[start]

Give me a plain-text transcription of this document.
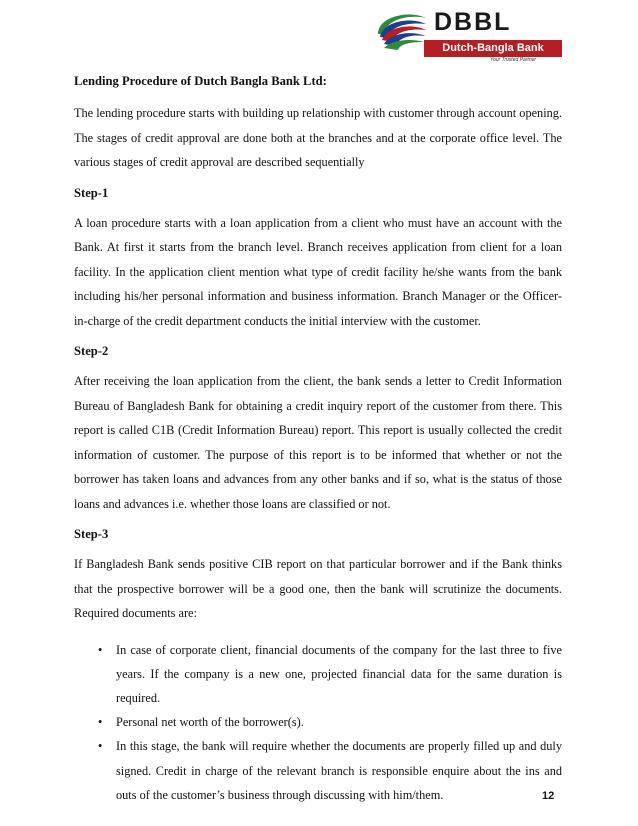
DBBL
Dutch-Bangla Bank
Your Trusted Partner

Lending Procedure of Dutch Bangla Bank Ltd:

The lending procedure starts with building up relationship with customer through account opening. The stages of credit approval are done both at the branches and at the corporate office level. The various stages of credit approval are described sequentially

Step-1

A loan procedure starts with a loan application from a client who must have an account with the Bank. At first it starts from the branch level. Branch receives application from client for a loan facility. In the application client mention what type of credit facility he/she wants from the bank including his/her personal information and business information. Branch Manager or the Officer-in-charge of the credit department conducts the initial interview with the customer.

Step-2

After receiving the loan application from the client, the bank sends a letter to Credit Information Bureau of Bangladesh Bank for obtaining a credit inquiry report of the customer from there. This report is called C1B (Credit Information Bureau) report. This report is usually collected the credit information of customer. The purpose of this report is to be informed that whether or not the borrower has taken loans and advances from any other banks and if so, what is the status of those loans and advances i.e. whether those loans are classified or not.

Step-3

If Bangladesh Bank sends positive CIB report on that particular borrower and if the Bank thinks that the prospective borrower will be a good one, then the bank will scrutinize the documents. Required documents are:

• In case of corporate client, financial documents of the company for the last three to five years. If the company is a new one, projected financial data for the same duration is required.
• Personal net worth of the borrower(s).
• In this stage, the bank will require whether the documents are properly filled up and duly signed. Credit in charge of the relevant branch is responsible enquire about the ins and outs of the customer’s business through discussing with him/them.	12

[end]

### [Exercise]
Can the entries above be repeated exactly, without their pictures?

### [Result]
Give me a plain-text transcription of this document.
DBBL
Dutch-Bangla Bank
Your Trusted Partner

Lending Procedure of Dutch Bangla Bank Ltd:

The lending procedure starts with building up relationship with customer through account opening. The stages of credit approval are done both at the branches and at the corporate office level. The various stages of credit approval are described sequentially

Step-1

A loan procedure starts with a loan application from a client who must have an account with the Bank. At first it starts from the branch level. Branch receives application from client for a loan facility. In the application client mention what type of credit facility he/she wants from the bank including his/her personal information and business information. Branch Manager or the Officer-in-charge of the credit department conducts the initial interview with the customer.

Step-2

After receiving the loan application from the client, the bank sends a letter to Credit Information Bureau of Bangladesh Bank for obtaining a credit inquiry report of the customer from there. This report is called C1B (Credit Information Bureau) report. This report is usually collected the credit information of customer. The purpose of this report is to be informed that whether or not the borrower has taken loans and advances from any other banks and if so, what is the status of those loans and advances i.e. whether those loans are classified or not.

Step-3

If Bangladesh Bank sends positive CIB report on that particular borrower and if the Bank thinks that the prospective borrower will be a good one, then the bank will scrutinize the documents. Required documents are:

• In case of corporate client, financial documents of the company for the last three to five years. If the company is a new one, projected financial data for the same duration is required.
• Personal net worth of the borrower(s).
• In this stage, the bank will require whether the documents are properly filled up and duly signed. Credit in charge of the relevant branch is responsible enquire about the ins and outs of the customer’s business through discussing with him/them.	12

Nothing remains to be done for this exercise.